Items:
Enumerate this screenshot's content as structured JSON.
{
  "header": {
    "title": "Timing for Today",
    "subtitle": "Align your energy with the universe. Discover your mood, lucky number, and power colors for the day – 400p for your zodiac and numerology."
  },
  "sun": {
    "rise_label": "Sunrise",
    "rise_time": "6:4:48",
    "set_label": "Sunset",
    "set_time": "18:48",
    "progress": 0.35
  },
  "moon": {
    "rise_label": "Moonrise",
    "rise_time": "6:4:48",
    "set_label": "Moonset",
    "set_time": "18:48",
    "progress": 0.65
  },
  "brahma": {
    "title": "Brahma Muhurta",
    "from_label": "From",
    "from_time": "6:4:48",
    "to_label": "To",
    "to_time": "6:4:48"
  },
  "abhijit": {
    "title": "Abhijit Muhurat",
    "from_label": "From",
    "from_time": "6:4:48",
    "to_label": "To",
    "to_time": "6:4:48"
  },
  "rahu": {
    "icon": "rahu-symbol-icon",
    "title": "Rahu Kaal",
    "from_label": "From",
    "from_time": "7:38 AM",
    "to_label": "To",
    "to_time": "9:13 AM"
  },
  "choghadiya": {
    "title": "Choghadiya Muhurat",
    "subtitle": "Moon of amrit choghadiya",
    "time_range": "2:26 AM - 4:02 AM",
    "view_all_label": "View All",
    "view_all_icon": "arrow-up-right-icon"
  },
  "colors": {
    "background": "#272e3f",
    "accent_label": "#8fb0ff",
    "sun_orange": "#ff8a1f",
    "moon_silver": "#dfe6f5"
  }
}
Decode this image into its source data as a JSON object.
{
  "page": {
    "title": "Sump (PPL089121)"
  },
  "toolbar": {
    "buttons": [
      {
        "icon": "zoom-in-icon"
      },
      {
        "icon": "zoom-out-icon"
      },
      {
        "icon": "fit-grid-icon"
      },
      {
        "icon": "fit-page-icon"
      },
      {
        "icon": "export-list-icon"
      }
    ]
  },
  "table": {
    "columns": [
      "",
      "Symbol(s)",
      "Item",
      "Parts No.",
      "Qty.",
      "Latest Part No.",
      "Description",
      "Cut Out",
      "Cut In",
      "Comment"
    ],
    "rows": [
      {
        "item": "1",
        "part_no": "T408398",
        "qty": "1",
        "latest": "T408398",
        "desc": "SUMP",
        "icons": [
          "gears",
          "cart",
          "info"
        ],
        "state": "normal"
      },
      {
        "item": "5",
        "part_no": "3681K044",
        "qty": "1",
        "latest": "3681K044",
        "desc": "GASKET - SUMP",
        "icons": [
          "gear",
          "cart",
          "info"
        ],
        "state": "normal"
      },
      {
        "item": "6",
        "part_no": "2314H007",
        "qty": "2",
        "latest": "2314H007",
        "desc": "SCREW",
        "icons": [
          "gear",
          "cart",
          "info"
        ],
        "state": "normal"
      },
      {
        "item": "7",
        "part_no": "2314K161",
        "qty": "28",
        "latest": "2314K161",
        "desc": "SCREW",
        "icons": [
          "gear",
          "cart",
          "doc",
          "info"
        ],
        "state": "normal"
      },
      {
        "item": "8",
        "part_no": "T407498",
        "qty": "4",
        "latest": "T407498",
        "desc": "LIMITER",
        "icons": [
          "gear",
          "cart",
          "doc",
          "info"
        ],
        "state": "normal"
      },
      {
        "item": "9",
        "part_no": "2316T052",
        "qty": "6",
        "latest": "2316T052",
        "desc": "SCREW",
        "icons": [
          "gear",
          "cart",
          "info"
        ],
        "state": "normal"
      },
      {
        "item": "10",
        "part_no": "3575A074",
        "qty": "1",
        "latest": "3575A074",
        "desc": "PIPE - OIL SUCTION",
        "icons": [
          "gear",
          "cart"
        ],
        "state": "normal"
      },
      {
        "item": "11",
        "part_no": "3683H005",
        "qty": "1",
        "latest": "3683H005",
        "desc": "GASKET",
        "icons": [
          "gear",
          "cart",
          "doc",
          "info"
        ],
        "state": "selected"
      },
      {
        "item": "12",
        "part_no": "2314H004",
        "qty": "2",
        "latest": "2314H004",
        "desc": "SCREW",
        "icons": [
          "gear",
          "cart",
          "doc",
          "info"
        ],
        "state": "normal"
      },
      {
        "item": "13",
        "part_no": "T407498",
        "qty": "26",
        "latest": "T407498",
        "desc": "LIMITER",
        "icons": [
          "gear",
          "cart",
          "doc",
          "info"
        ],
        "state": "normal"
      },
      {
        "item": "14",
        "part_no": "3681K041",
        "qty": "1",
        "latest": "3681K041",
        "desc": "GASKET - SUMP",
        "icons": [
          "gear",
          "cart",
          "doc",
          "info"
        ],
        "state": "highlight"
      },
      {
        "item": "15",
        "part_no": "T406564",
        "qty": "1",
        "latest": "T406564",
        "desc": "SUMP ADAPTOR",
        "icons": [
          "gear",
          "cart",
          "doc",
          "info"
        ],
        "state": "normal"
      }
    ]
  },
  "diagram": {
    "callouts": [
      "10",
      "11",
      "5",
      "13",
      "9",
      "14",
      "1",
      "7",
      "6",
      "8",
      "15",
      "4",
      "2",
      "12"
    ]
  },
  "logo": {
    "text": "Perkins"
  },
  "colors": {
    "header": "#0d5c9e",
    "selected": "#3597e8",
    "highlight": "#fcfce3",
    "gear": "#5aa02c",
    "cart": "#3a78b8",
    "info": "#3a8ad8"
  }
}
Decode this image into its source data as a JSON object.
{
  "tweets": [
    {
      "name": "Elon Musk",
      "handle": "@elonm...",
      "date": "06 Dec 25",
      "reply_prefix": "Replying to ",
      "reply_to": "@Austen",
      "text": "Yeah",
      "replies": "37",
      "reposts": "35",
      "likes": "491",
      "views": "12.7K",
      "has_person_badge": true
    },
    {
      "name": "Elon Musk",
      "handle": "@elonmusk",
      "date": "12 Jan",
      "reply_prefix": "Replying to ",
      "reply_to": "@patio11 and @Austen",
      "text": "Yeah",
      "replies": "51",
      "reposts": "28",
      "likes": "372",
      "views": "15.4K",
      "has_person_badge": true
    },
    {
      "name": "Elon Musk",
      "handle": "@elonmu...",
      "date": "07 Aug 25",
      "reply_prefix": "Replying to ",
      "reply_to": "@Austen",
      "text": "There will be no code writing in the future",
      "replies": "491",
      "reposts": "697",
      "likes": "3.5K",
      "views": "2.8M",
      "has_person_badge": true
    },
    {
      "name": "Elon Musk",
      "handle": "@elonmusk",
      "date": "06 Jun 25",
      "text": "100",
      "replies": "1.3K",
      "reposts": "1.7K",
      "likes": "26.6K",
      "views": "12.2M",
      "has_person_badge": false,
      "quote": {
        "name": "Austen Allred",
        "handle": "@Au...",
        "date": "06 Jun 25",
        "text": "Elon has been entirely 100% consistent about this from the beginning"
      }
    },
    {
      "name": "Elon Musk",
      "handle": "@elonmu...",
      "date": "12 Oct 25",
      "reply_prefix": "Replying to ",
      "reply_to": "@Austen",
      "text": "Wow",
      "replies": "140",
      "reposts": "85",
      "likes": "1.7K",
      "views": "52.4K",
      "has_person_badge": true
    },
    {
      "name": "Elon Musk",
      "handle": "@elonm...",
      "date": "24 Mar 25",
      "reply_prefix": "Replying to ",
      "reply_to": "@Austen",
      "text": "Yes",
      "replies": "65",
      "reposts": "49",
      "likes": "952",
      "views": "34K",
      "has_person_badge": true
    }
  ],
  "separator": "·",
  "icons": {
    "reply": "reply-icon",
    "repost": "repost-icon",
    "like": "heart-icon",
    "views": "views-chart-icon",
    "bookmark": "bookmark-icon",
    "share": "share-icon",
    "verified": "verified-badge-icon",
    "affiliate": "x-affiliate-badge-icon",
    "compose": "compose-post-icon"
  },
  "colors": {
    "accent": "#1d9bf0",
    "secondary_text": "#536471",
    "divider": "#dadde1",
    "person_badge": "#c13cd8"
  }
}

Set task: Copy each line above where the string "views" occurs.

Solution for this task:
      "views": "12.7K",
      "views": "15.4K",
      "views": "2.8M",
      "views": "12.2M",
      "views": "52.4K",
      "views": "34K",
    "views": "views-chart-icon",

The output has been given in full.